Array Concepts for Competitive Programming (CP)
2-Dimensional arrays
We define a 2 dimentional arrays as table like structure with n number of rows and m number of columns. We can access them using notation Array_name[row_number][column_number].
#include <iostream>
#include <vector>
using namespace std;
int main() {
// declaring two dimensional array
int n, m; // assuming n and m are defined elsewhere
cin >> n >> m; // assuming n and m are the dimensions of the array
vector<vector<int>> Two_D_array(n, vector<int>(m));
// taking input in the array
for(int i = 0; i < n; i++){
for(int j = 0; j < m; j++){
cin >> Two_D_array[i][j];
}
}
}
import java.util.ArrayList;
import java.util.Scanner;
public class Main {
public static void main(String[] args) {
Scanner scanner = new Scanner(System.in);
int n = scanner.nextInt(); // Number of rows
int m = scanner.nextInt(); // Number of columns
ArrayList<ArrayList<Integer>> TwoDArrayList = new ArrayList<>();
// Initialize the ArrayList
for (int i = 0; i < n; i++) {
TwoDArrayList.add(new ArrayList<>());
}
// Taking input in the ArrayList
for (int i = 0; i < n; i++) {
for (int j = 0; j < m; j++) {
int value = scanner.nextInt();
TwoDArrayList.get(i).add(value);
}
}
}
}
n = int(input("Enter the number of rows: "))
m = int(input("Enter the number of columns: "))
TwoDList = []
# Initialize the list of lists
for i in range(n):
TwoDList.append([])
# Taking input in the list of lists
for i in range(n):
for j in range(m):
value = int(input("Enter value for position ({}, {}): ".format(i, j)))
TwoDList[i].append(value)

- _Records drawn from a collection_
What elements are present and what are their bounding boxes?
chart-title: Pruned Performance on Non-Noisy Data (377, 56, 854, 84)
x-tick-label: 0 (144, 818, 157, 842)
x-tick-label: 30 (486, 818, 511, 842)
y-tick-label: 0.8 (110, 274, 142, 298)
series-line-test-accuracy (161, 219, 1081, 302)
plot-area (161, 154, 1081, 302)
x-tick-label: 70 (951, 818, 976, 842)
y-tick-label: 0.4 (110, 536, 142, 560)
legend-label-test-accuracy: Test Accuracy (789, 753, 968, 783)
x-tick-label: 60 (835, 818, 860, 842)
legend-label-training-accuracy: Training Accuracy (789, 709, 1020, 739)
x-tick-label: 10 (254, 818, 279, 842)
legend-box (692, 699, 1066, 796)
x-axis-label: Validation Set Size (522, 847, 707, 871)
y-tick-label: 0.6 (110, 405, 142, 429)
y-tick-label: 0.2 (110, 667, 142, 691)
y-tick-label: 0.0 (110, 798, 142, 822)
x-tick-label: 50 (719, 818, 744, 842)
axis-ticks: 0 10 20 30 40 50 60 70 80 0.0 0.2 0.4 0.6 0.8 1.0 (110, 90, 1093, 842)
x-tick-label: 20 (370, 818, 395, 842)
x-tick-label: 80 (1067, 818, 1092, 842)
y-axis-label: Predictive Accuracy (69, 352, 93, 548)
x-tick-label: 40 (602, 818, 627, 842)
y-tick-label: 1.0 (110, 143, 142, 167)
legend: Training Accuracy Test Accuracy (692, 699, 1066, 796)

- _WHAT THE TASK ASKS_
Could you continue the page on array concepts for competitive programming, picking up right after its last line?

- _RESULT FOR THIS TASK_
let n = prompt("Enter the number of rows: ");
let m = prompt("Enter the number of columns: ");
let TwoDList = [];
// Initialize the list of lists
for (let i = 0; i < n; i++) {
TwoDList.push([]);
}
// Taking input in the list of lists
for (let i = 0; i < n; i++) {
for (let j = 0; j < m; j++) {
let value = prompt(`Enter value for position (${i}, ${j}): `);
TwoDList[i].push(parseInt(value));
}
}
Sparse Array:
A sparse array or sparse matrix is an array in which most of the elements are zero. A sparse array is a data structure that efficiently represents and stores arrays where the majority of elements have the same default value. Instead of explicitly storing every element, a sparse array only records the non-default values along with their corresponding indices, reducing storage space and improving computational efficiency.
// Implementation of array representation
// of the sparse array
#include <iostream>
using namespace std;
int main()
{
int sparse[4][4] = { { 0, 0, 7, 0 },
{ 1, 0, 0, 0 },
{ 2, 0, 5, 0 },
{ 0, 8, 0, 4 } };
int s = 0;
for (int i = 0; i < 4; i++)
for (int j = 0; j < 4; j++)
if (sparse[i][j] != 0)
s++;
int representsparse[3][s];
int k = 0;
for (int i = 0; i < 4; i++)
for (int j = 0; j < 4; j++)
if (sparse[i][j] != 0) {
representsparse[0][k] = i;
representsparse[1][k] = j;
representsparse[2][k] = sparse[i][j];
k++;
}
cout << "Representation of Sparse array using arrays : "
"\n";
for (int i = 0; i < 3; i++) {
if(i == 0)
cout << "row: ";
else if(i == 1)
cout << "column: ";
else
cout << "value: ";
for (int j = 0; j < s; j++)
cout << " " << representsparse[i][j];
cout << "\n";
}
return 0;
}
public class SparseArrayRepresentation {
public static void main(String[] args) {
// Original sparse array
int[][] sparse = {
{0, 0, 7, 0},
{1, 0, 0, 0},
{2, 0, 5, 0},
{0, 8, 0, 4}
};
// Count the non-zero elements in the sparse array
int s = 0;
for (int i = 0; i < 4; i++)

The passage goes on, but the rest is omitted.